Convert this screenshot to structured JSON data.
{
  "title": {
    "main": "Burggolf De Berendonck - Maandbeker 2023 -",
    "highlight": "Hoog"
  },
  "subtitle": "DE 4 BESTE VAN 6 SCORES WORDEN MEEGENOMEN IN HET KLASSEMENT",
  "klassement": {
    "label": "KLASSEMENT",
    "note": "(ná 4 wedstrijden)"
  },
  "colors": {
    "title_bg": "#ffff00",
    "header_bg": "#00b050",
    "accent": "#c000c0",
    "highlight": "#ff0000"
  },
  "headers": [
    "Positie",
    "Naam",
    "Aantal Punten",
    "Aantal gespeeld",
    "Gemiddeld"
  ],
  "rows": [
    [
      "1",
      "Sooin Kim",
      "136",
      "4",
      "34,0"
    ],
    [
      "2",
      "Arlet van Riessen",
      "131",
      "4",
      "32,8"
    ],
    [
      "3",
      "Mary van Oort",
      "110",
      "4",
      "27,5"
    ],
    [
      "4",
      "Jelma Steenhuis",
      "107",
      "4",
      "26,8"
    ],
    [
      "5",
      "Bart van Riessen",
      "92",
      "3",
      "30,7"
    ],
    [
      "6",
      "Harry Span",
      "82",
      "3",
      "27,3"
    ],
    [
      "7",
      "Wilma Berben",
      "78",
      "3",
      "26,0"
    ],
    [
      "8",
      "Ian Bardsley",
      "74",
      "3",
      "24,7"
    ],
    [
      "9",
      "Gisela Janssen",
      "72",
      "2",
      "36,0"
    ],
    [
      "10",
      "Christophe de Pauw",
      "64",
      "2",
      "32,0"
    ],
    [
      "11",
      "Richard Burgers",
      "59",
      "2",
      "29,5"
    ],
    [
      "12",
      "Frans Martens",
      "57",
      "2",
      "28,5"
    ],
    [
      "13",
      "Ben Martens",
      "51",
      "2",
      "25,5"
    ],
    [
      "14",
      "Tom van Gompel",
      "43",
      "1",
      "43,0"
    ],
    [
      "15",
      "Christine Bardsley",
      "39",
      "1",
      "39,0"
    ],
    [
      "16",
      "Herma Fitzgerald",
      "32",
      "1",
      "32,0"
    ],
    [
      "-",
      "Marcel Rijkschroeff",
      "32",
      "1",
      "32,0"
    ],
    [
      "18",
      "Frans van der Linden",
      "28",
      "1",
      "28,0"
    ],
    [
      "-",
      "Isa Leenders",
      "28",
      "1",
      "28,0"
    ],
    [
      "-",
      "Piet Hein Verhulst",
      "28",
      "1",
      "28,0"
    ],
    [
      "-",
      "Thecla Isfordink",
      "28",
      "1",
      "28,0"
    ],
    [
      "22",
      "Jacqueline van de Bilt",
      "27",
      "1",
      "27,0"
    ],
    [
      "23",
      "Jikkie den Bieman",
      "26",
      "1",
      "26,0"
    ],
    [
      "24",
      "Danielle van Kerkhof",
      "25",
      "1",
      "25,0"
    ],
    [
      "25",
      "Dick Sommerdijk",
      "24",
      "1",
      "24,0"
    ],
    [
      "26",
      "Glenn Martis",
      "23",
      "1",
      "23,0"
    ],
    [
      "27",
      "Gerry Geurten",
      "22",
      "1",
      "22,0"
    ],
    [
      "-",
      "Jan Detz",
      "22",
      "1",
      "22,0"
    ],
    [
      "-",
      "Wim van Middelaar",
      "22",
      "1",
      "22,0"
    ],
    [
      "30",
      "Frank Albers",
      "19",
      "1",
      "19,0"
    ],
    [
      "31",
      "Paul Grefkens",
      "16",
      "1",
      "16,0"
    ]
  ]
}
--
● Problem to solve
Your reply should be every line of the material, transcribed exactly.

● Expected answer
Convert this screenshot to structured JSON data.
{
  "title": {
    "main": "Burggolf De Berendonck - Maandbeker 2023 -",
    "highlight": "Hoog"
  },
  "subtitle": "DE 4 BESTE VAN 6 SCORES WORDEN MEEGENOMEN IN HET KLASSEMENT",
  "klassement": {
    "label": "KLASSEMENT",
    "note": "(ná 4 wedstrijden)"
  },
  "colors": {
    "title_bg": "#ffff00",
    "header_bg": "#00b050",
    "accent": "#c000c0",
    "highlight": "#ff0000"
  },
  "headers": [
    "Positie",
    "Naam",
    "Aantal Punten",
    "Aantal gespeeld",
    "Gemiddeld"
  ],
  "rows": [
    [
      "1",
      "Sooin Kim",
      "136",
      "4",
      "34,0"
    ],
    [
      "2",
      "Arlet van Riessen",
      "131",
      "4",
      "32,8"
    ],
    [
      "3",
      "Mary van Oort",
      "110",
      "4",
      "27,5"
    ],
    [
      "4",
      "Jelma Steenhuis",
      "107",
      "4",
      "26,8"
    ],
    [
      "5",
      "Bart van Riessen",
      "92",
      "3",
      "30,7"
    ],
    [
      "6",
      "Harry Span",
      "82",
      "3",
      "27,3"
    ],
    [
      "7",
      "Wilma Berben",
      "78",
      "3",
      "26,0"
    ],
    [
      "8",
      "Ian Bardsley",
      "74",
      "3",
      "24,7"
    ],
    [
      "9",
      "Gisela Janssen",
      "72",
      "2",
      "36,0"
    ],
    [
      "10",
      "Christophe de Pauw",
      "64",
      "2",
      "32,0"
    ],
    [
      "11",
      "Richard Burgers",
      "59",
      "2",
      "29,5"
    ],
    [
      "12",
      "Frans Martens",
      "57",
      "2",
      "28,5"
    ],
    [
      "13",
      "Ben Martens",
      "51",
      "2",
      "25,5"
    ],
    [
      "14",
      "Tom van Gompel",
      "43",
      "1",
      "43,0"
    ],
    [
      "15",
      "Christine Bardsley",
      "39",
      "1",
      "39,0"
    ],
    [
      "16",
      "Herma Fitzgerald",
      "32",
      "1",
      "32,0"
    ],
    [
      "-",
      "Marcel Rijkschroeff",
      "32",
      "1",
      "32,0"
    ],
    [
      "18",
      "Frans van der Linden",
      "28",
      "1",
      "28,0"
    ],
    [
      "-",
      "Isa Leenders",
      "28",
      "1",
      "28,0"
    ],
    [
      "-",
      "Piet Hein Verhulst",
      "28",
      "1",
      "28,0"
    ],
    [
      "-",
      "Thecla Isfordink",
      "28",
      "1",
      "28,0"
    ],
    [
      "22",
      "Jacqueline van de Bilt",
      "27",
      "1",
      "27,0"
    ],
    [
      "23",
      "Jikkie den Bieman",
      "26",
      "1",
      "26,0"
    ],
    [
      "24",
      "Danielle van Kerkhof",
      "25",
      "1",
      "25,0"
    ],
    [
      "25",
      "Dick Sommerdijk",
      "24",
      "1",
      "24,0"
    ],
    [
      "26",
      "Glenn Martis",
      "23",
      "1",
      "23,0"
    ],
    [
      "27",
      "Gerry Geurten",
      "22",
      "1",
      "22,0"
    ],
    [
      "-",
      "Jan Detz",
      "22",
      "1",
      "22,0"
    ],
    [
      "-",
      "Wim van Middelaar",
      "22",
      "1",
      "22,0"
    ],
    [
      "30",
      "Frank Albers",
      "19",
      "1",
      "19,0"
    ],
    [
      "31",
      "Paul Grefkens",
      "16",
      "1",
      "16,0"
    ]
  ]
}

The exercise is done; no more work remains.